DO THIS: Reproduce exactly the lines from the one that holds "Transcribe this chart's" through the last line of the entries, both ends included, but not the pictures.

DATA IN THIS EXERCISE:
▼▼▼

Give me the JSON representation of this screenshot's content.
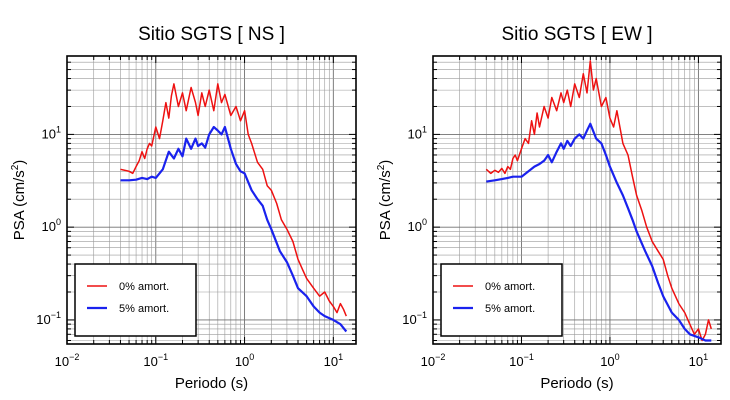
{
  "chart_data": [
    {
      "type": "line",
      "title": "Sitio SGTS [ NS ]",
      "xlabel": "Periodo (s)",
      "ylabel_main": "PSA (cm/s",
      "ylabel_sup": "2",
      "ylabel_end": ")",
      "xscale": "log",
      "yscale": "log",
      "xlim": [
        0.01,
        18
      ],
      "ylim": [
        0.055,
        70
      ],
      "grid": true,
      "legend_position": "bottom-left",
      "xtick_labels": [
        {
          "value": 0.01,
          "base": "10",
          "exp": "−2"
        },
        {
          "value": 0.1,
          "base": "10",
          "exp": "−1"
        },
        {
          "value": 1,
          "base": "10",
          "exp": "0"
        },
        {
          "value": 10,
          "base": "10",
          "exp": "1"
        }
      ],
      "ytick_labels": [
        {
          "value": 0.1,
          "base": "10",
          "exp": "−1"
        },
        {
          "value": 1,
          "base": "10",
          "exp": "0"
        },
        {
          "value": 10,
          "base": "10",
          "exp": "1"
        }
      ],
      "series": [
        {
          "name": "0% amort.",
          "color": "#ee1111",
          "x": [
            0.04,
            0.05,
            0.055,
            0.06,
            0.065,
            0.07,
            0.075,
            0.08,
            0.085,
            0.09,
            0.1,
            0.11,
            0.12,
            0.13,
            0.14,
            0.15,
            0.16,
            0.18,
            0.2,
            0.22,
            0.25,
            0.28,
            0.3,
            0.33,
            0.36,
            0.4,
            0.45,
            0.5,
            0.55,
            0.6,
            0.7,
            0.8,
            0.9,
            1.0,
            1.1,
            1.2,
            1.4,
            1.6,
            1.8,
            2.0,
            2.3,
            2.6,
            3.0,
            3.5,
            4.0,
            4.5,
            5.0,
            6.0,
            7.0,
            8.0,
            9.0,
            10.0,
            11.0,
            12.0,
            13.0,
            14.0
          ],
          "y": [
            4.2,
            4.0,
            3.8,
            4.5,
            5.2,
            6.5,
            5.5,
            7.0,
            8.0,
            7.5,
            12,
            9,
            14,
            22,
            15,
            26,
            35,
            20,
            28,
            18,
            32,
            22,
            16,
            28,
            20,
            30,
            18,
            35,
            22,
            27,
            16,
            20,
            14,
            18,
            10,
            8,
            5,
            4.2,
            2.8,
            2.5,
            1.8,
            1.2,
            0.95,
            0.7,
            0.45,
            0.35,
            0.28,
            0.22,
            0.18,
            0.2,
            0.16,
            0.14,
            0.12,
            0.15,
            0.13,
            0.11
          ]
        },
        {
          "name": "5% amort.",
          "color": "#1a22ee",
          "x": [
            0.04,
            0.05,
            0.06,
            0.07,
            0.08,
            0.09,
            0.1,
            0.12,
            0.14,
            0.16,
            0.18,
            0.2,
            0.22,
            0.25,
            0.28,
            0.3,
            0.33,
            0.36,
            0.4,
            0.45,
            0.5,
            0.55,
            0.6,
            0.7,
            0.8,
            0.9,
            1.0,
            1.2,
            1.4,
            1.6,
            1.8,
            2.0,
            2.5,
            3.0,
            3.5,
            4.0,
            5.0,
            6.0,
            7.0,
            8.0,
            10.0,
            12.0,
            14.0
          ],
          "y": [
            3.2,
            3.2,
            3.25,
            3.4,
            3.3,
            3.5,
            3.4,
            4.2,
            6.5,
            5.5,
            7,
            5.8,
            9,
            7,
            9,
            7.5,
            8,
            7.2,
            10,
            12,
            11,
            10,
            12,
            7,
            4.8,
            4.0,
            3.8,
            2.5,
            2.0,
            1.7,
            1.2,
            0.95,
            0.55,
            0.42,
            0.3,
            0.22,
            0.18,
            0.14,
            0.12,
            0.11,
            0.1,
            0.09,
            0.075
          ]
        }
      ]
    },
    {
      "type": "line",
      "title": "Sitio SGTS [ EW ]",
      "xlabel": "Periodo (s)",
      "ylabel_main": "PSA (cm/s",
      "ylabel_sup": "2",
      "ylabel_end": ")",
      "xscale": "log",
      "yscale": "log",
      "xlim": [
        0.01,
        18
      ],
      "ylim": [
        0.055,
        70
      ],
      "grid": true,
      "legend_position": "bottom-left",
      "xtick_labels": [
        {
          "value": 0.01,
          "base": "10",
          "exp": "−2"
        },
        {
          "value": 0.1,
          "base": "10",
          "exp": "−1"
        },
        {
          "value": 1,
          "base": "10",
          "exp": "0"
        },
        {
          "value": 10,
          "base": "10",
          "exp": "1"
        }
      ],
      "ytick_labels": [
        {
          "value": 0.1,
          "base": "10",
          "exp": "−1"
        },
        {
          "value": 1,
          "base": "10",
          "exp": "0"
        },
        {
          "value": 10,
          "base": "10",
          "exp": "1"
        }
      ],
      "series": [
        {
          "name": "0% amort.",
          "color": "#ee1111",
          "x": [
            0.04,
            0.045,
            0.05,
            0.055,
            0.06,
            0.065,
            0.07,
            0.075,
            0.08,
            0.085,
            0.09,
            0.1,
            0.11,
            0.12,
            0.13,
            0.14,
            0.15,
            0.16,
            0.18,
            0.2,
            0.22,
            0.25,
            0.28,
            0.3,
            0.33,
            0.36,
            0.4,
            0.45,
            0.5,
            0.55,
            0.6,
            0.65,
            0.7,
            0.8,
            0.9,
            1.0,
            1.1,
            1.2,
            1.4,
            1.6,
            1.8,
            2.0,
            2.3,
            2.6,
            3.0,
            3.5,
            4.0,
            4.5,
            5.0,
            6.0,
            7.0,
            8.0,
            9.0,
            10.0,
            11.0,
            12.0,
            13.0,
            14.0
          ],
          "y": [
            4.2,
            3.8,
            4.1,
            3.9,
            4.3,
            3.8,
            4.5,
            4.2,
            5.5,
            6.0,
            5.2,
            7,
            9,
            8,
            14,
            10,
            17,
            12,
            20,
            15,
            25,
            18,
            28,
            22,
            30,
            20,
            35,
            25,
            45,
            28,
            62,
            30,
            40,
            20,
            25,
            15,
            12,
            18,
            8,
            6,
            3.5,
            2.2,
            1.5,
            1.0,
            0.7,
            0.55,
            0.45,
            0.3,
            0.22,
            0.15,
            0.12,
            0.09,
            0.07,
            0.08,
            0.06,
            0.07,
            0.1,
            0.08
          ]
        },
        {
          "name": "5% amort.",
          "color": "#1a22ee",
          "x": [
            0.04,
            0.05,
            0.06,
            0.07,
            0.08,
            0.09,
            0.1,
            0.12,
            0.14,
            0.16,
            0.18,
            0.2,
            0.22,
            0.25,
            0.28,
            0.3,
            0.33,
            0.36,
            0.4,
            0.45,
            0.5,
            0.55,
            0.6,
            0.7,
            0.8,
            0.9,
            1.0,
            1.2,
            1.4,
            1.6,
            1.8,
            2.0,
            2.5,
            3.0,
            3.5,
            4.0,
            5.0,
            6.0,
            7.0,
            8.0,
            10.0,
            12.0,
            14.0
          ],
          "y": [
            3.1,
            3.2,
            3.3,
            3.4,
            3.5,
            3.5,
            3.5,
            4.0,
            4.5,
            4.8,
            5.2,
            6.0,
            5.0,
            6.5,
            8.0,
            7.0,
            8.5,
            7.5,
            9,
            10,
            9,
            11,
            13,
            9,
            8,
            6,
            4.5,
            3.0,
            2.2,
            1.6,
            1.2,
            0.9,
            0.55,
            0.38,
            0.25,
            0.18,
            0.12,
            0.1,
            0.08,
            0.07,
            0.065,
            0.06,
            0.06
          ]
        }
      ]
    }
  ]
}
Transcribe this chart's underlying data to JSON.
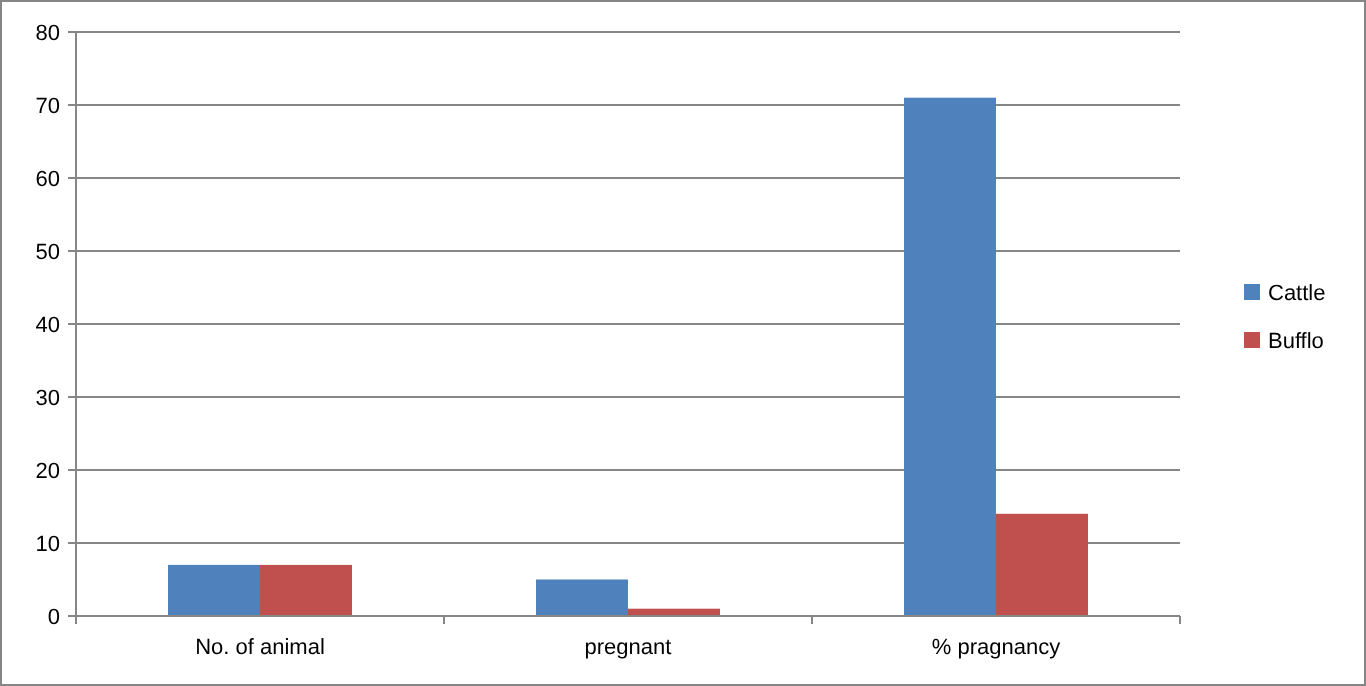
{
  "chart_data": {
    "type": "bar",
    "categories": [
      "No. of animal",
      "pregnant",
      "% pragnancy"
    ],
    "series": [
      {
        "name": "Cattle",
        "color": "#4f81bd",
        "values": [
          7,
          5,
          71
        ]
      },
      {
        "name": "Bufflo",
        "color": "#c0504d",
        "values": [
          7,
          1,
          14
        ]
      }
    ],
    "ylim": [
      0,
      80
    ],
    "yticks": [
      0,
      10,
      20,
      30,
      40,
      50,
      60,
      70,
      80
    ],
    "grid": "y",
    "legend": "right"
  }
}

▲▲▲

RESULT OF THE EXERCISE:
Transcribe this chart's underlying data to JSON.
{
  "chart_data": {
    "type": "bar",
    "categories": [
      "No. of animal",
      "pregnant",
      "% pragnancy"
    ],
    "series": [
      {
        "name": "Cattle",
        "color": "#4f81bd",
        "values": [
          7,
          5,
          71
        ]
      },
      {
        "name": "Bufflo",
        "color": "#c0504d",
        "values": [
          7,
          1,
          14
        ]
      }
    ],
    "ylim": [
      0,
      80
    ],
    "yticks": [
      0,
      10,
      20,
      30,
      40,
      50,
      60,
      70,
      80
    ],
    "grid": "y",
    "legend": "right"
  }
}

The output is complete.